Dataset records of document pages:
☆ ☆ ☆

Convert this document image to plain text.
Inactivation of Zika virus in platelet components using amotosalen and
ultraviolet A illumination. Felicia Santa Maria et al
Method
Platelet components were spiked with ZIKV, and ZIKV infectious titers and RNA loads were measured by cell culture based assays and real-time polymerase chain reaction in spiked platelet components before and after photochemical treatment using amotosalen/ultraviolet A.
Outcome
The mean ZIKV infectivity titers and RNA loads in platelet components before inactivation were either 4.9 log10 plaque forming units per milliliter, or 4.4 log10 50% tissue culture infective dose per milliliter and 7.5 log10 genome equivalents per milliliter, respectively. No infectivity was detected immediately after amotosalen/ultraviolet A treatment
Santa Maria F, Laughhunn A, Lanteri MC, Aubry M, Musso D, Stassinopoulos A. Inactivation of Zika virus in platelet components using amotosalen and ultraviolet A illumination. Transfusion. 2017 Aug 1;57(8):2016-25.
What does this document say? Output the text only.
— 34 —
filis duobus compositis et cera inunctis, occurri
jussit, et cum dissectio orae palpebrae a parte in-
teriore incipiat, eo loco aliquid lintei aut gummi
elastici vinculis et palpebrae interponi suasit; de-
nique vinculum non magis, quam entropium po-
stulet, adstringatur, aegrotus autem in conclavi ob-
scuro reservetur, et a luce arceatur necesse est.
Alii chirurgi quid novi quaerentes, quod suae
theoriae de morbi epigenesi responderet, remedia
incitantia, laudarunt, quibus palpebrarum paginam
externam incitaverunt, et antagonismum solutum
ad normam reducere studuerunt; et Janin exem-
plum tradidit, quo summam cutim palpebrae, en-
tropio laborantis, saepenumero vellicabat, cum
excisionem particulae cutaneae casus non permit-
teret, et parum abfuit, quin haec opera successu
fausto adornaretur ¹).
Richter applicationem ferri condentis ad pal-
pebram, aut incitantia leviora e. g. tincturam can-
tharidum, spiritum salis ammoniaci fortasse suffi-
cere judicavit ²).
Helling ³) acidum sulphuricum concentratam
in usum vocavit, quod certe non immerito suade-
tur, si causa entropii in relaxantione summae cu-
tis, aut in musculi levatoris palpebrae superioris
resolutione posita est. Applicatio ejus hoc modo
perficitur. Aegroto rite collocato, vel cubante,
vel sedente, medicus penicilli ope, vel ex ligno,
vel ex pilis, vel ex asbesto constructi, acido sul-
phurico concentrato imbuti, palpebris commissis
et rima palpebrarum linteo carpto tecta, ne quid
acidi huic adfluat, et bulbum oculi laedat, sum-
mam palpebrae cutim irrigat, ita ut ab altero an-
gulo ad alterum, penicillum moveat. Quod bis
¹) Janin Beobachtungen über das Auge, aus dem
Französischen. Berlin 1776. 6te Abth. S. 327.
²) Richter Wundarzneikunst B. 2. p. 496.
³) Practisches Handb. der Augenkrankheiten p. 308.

☆ ☆ ☆

▸ Exercise prompt:
Each entry above is to be printed again exactly.

▸ Answer box:
Convert this document image to plain text.
Inactivation of Zika virus in platelet components using amotosalen and
ultraviolet A illumination. Felicia Santa Maria et al
Method
Platelet components were spiked with ZIKV, and ZIKV infectious titers and RNA loads were measured by cell culture based assays and real-time polymerase chain reaction in spiked platelet components before and after photochemical treatment using amotosalen/ultraviolet A.
Outcome
The mean ZIKV infectivity titers and RNA loads in platelet components before inactivation were either 4.9 log10 plaque forming units per milliliter, or 4.4 log10 50% tissue culture infective dose per milliliter and 7.5 log10 genome equivalents per milliliter, respectively. No infectivity was detected immediately after amotosalen/ultraviolet A treatment
Santa Maria F, Laughhunn A, Lanteri MC, Aubry M, Musso D, Stassinopoulos A. Inactivation of Zika virus in platelet components using amotosalen and ultraviolet A illumination. Transfusion. 2017 Aug 1;57(8):2016-25.
What does this document say? Output the text only.
— 34 —
filis duobus compositis et cera inunctis, occurri
jussit, et cum dissectio orae palpebrae a parte in-
teriore incipiat, eo loco aliquid lintei aut gummi
elastici vinculis et palpebrae interponi suasit; de-
nique vinculum non magis, quam entropium po-
stulet, adstringatur, aegrotus autem in conclavi ob-
scuro reservetur, et a luce arceatur necesse est.
Alii chirurgi quid novi quaerentes, quod suae
theoriae de morbi epigenesi responderet, remedia
incitantia, laudarunt, quibus palpebrarum paginam
externam incitaverunt, et antagonismum solutum
ad normam reducere studuerunt; et Janin exem-
plum tradidit, quo summam cutim palpebrae, en-
tropio laborantis, saepenumero vellicabat, cum
excisionem particulae cutaneae casus non permit-
teret, et parum abfuit, quin haec opera successu
fausto adornaretur ¹).
Richter applicationem ferri condentis ad pal-
pebram, aut incitantia leviora e. g. tincturam can-
tharidum, spiritum salis ammoniaci fortasse suffi-
cere judicavit ²).
Helling ³) acidum sulphuricum concentratam
in usum vocavit, quod certe non immerito suade-
tur, si causa entropii in relaxantione summae cu-
tis, aut in musculi levatoris palpebrae superioris
resolutione posita est. Applicatio ejus hoc modo
perficitur. Aegroto rite collocato, vel cubante,
vel sedente, medicus penicilli ope, vel ex ligno,
vel ex pilis, vel ex asbesto constructi, acido sul-
phurico concentrato imbuti, palpebris commissis
et rima palpebrarum linteo carpto tecta, ne quid
acidi huic adfluat, et bulbum oculi laedat, sum-
mam palpebrae cutim irrigat, ita ut ab altero an-
gulo ad alterum, penicillum moveat. Quod bis
¹) Janin Beobachtungen über das Auge, aus dem
Französischen. Berlin 1776. 6te Abth. S. 327.
²) Richter Wundarzneikunst B. 2. p. 496.
³) Practisches Handb. der Augenkrankheiten p. 308.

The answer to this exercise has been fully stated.